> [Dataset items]

-- BEGIN --

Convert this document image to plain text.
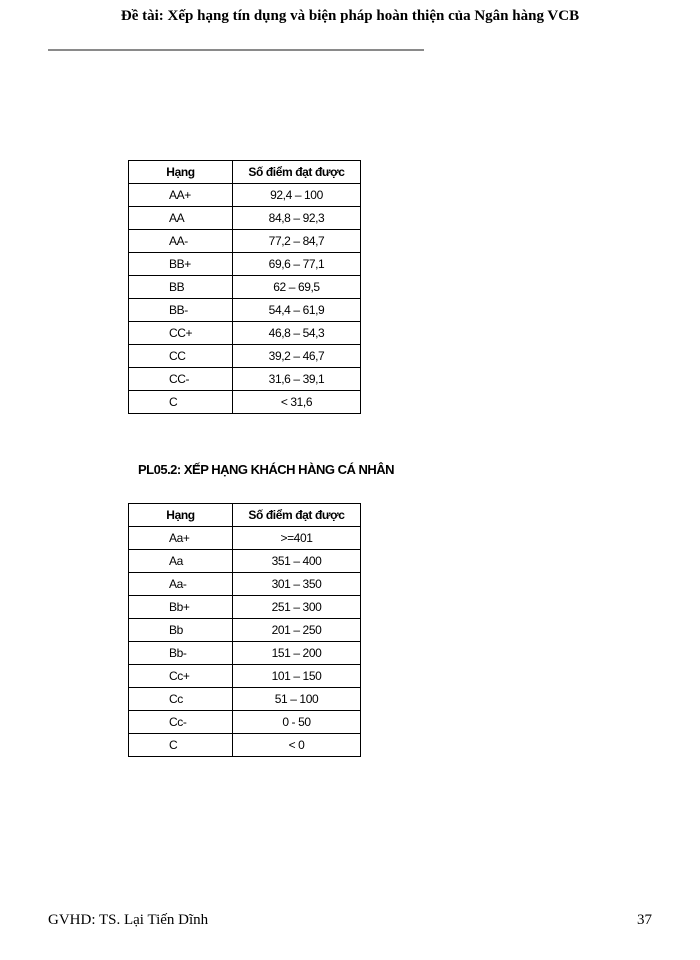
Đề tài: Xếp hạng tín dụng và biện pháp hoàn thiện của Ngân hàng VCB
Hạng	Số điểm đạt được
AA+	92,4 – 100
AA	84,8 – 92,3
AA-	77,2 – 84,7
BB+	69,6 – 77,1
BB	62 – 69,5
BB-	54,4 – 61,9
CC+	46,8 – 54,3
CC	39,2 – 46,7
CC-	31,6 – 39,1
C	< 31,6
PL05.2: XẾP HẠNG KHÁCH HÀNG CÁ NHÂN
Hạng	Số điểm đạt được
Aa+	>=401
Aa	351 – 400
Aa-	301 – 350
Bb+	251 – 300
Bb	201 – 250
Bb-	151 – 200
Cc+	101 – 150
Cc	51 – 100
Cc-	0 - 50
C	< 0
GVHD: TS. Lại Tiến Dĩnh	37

-- END --
-- BEGIN --

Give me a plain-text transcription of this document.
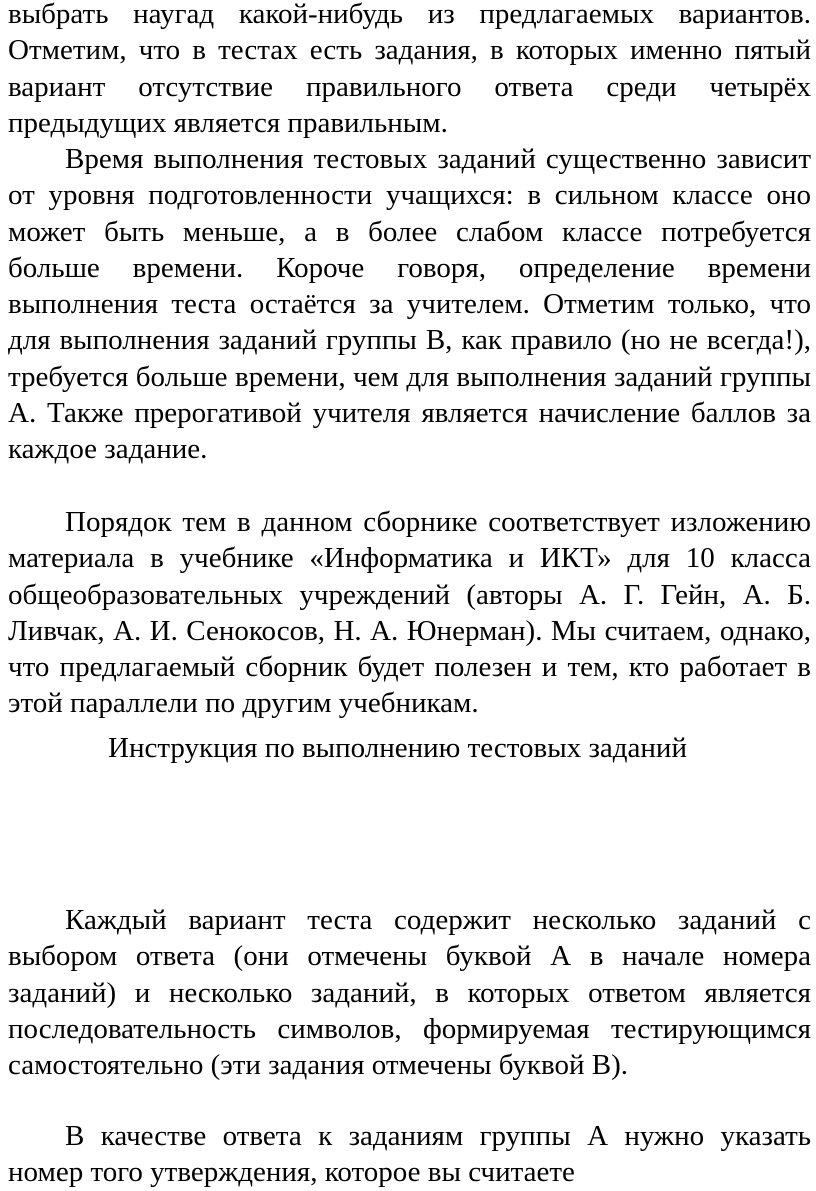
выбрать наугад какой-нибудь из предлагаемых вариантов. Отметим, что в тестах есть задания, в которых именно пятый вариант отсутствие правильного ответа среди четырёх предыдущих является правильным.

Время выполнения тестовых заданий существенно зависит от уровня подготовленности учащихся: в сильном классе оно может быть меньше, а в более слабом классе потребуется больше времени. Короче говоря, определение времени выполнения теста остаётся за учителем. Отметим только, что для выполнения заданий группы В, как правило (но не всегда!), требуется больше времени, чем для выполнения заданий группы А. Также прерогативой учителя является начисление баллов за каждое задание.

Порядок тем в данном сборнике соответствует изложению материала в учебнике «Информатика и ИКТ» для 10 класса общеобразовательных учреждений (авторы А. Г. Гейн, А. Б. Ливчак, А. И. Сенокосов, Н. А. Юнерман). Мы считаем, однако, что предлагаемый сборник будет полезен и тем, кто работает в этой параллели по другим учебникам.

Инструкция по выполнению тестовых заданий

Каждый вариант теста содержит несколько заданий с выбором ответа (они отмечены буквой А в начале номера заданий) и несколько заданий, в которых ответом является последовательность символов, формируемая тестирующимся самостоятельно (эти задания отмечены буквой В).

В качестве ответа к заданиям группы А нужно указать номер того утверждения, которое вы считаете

-- END --

> [Given exercise] Using the listing above, list every line in which the string "this" occurs.

> [Written response]
Convert this document image to plain text.
Give me a plain-text transcription of this document.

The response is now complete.